*Aim*: Lift out each line of the data that holds "JSON".

[Figure content listings]

==========

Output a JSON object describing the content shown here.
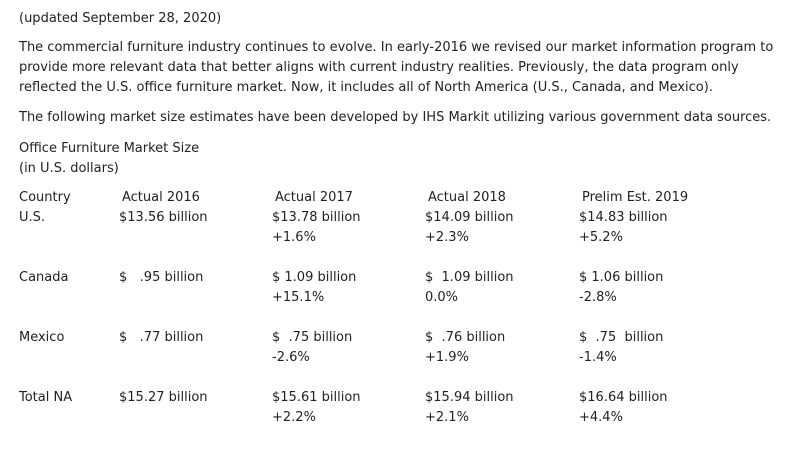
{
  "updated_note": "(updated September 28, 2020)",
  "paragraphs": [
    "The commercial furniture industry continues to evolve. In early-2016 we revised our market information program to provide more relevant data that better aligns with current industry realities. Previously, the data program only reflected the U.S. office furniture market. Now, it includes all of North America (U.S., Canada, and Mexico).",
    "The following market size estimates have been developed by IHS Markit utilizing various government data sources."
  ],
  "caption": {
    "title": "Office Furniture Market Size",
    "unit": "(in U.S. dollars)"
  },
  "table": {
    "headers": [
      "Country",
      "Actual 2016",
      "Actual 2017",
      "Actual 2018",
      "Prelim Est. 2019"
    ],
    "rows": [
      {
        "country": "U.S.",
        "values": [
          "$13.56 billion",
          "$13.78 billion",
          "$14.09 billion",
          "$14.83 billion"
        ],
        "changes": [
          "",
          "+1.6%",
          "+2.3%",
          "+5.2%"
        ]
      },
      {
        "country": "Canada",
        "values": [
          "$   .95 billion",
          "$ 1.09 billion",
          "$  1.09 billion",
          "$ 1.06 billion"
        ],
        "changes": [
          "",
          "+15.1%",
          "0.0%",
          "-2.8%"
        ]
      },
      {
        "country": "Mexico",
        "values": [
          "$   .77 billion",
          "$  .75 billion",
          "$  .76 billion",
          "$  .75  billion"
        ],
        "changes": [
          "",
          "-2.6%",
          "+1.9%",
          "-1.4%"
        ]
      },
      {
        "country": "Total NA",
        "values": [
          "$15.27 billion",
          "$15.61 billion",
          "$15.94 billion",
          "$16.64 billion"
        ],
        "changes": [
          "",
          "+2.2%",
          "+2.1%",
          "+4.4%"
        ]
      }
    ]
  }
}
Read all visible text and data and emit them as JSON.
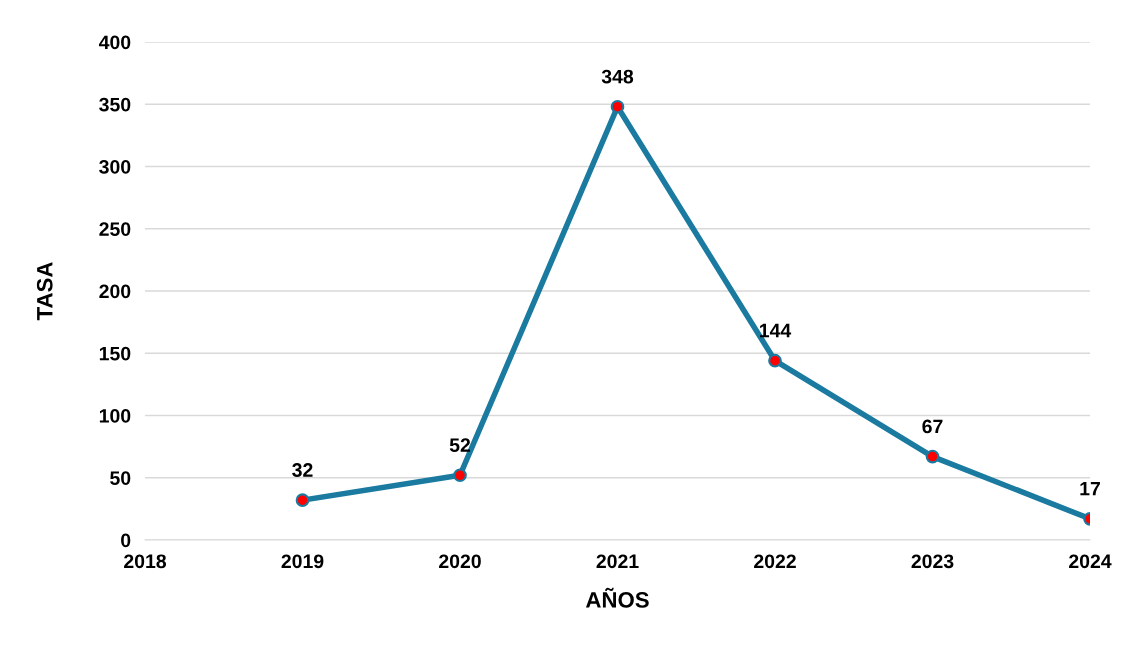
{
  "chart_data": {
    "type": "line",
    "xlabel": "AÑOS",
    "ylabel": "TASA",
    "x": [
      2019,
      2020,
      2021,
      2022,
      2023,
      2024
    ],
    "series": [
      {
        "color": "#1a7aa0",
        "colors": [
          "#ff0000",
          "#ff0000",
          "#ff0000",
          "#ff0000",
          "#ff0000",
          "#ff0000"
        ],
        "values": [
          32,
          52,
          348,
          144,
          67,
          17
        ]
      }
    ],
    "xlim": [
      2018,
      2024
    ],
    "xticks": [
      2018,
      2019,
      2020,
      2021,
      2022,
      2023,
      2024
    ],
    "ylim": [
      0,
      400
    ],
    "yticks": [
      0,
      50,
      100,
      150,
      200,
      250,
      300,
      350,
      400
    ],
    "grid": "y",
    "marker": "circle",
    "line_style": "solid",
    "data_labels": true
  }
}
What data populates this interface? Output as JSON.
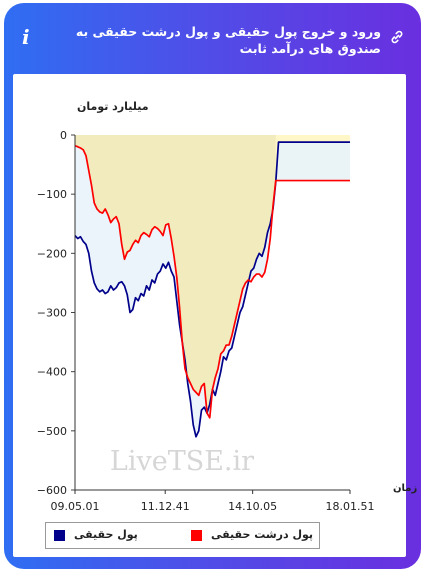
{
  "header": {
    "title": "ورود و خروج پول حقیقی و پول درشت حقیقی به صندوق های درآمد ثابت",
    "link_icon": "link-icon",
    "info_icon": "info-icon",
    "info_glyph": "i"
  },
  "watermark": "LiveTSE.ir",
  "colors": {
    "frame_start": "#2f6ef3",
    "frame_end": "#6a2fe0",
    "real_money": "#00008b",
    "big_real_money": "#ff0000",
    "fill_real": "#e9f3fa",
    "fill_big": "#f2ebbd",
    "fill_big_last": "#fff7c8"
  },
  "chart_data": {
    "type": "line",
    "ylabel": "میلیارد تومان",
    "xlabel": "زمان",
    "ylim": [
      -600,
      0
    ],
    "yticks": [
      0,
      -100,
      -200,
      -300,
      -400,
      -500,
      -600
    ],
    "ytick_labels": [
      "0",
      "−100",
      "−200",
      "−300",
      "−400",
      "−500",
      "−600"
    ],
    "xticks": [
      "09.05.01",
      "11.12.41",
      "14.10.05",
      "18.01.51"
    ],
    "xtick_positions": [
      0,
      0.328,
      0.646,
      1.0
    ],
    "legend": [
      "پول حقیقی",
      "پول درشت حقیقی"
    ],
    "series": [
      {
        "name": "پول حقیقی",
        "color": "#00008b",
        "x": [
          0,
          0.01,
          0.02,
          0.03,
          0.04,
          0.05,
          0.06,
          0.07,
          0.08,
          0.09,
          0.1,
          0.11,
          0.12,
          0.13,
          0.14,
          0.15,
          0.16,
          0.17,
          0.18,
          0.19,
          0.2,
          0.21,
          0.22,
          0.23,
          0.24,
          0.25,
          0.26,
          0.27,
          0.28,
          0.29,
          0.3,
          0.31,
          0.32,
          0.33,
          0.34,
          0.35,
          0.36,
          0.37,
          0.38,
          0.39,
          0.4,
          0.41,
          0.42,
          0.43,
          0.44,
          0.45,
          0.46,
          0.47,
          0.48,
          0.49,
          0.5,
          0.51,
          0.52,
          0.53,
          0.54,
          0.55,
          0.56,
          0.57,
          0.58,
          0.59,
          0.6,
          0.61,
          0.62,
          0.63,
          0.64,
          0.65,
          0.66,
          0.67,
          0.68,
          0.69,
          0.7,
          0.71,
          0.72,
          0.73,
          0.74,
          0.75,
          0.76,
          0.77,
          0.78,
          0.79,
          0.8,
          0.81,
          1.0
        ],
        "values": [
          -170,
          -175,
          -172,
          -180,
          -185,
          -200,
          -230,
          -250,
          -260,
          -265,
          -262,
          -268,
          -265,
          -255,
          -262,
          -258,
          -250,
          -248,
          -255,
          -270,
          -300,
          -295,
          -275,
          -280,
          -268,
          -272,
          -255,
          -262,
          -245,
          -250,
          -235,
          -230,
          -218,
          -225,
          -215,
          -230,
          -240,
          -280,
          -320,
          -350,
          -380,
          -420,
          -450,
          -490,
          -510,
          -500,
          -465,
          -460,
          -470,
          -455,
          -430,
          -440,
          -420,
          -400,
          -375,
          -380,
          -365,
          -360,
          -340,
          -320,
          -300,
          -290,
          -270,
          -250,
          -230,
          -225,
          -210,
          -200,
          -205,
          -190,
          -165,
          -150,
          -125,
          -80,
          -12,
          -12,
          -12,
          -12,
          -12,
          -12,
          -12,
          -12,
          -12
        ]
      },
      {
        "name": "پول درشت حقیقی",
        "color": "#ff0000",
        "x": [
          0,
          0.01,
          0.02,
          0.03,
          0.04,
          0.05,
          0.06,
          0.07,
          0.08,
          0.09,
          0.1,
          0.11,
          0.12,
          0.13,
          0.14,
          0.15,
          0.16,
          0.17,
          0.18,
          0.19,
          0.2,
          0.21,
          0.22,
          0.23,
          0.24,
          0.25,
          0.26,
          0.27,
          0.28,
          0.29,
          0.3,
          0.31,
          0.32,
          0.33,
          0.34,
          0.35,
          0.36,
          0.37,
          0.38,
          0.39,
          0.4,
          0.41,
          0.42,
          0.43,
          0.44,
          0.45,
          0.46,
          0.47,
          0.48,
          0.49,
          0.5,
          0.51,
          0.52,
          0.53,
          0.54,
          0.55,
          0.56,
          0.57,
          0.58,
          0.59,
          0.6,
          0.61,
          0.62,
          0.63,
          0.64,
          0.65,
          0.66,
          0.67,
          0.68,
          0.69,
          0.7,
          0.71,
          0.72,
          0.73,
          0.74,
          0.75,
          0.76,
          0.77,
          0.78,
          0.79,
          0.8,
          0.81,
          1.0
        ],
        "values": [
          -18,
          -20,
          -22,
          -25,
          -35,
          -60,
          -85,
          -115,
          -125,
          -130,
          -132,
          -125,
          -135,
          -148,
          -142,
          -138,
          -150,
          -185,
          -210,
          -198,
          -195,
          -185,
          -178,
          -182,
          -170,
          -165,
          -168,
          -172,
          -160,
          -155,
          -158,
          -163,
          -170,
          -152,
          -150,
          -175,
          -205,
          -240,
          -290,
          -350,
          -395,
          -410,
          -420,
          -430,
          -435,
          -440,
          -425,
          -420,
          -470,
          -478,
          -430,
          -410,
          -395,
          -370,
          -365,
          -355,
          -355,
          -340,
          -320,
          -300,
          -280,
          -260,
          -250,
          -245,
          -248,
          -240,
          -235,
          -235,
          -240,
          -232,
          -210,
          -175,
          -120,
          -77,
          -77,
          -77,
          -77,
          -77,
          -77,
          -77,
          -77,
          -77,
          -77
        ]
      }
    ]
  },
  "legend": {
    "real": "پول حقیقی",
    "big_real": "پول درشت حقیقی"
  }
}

==========

*Final answer*:
Output a JSON object describing the content shown here.
Read all visible text and data and emit them as JSON.
What data populates this interface? Output as JSON.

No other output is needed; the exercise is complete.